• _Goal_
Every entry that follows needs to be repeated exactly.

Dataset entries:
════════════════════

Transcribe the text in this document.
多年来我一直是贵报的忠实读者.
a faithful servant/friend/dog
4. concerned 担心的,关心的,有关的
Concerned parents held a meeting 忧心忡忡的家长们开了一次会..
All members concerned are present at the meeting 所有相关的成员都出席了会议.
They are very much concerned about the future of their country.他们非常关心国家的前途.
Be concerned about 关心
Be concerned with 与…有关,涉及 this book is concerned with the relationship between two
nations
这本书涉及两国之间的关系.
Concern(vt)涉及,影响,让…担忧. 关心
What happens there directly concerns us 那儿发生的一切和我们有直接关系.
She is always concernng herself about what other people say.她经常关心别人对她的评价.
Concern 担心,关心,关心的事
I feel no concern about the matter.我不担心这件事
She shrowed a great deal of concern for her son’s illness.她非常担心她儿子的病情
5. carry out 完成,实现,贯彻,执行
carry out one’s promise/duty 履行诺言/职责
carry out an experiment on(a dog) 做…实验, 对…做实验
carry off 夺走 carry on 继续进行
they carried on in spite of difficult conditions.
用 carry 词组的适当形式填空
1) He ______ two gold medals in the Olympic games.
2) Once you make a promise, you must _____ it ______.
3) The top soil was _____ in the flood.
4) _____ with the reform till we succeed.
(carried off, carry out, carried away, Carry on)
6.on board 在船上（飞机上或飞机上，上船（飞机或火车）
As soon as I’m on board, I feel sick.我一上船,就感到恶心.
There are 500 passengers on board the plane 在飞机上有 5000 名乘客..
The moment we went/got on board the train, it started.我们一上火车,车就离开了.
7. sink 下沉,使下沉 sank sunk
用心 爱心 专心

════════════════════

• _Complete output_
Transcribe the text in this document.
多年来我一直是贵报的忠实读者.
a faithful servant/friend/dog
4. concerned 担心的,关心的,有关的
Concerned parents held a meeting 忧心忡忡的家长们开了一次会..
All members concerned are present at the meeting 所有相关的成员都出席了会议.
They are very much concerned about the future of their country.他们非常关心国家的前途.
Be concerned about 关心
Be concerned with 与…有关,涉及 this book is concerned with the relationship between two
nations
这本书涉及两国之间的关系.
Concern(vt)涉及,影响,让…担忧. 关心
What happens there directly concerns us 那儿发生的一切和我们有直接关系.
She is always concernng herself about what other people say.她经常关心别人对她的评价.
Concern 担心,关心,关心的事
I feel no concern about the matter.我不担心这件事
She shrowed a great deal of concern for her son’s illness.她非常担心她儿子的病情
5. carry out 完成,实现,贯彻,执行
carry out one’s promise/duty 履行诺言/职责
carry out an experiment on(a dog) 做…实验, 对…做实验
carry off 夺走 carry on 继续进行
they carried on in spite of difficult conditions.
用 carry 词组的适当形式填空
1) He ______ two gold medals in the Olympic games.
2) Once you make a promise, you must _____ it ______.
3) The top soil was _____ in the flood.
4) _____ with the reform till we succeed.
(carried off, carry out, carried away, Carry on)
6.on board 在船上（飞机上或飞机上，上船（飞机或火车）
As soon as I’m on board, I feel sick.我一上船,就感到恶心.
There are 500 passengers on board the plane 在飞机上有 5000 名乘客..
The moment we went/got on board the train, it started.我们一上火车,车就离开了.
7. sink 下沉,使下沉 sank sunk
用心 爱心 专心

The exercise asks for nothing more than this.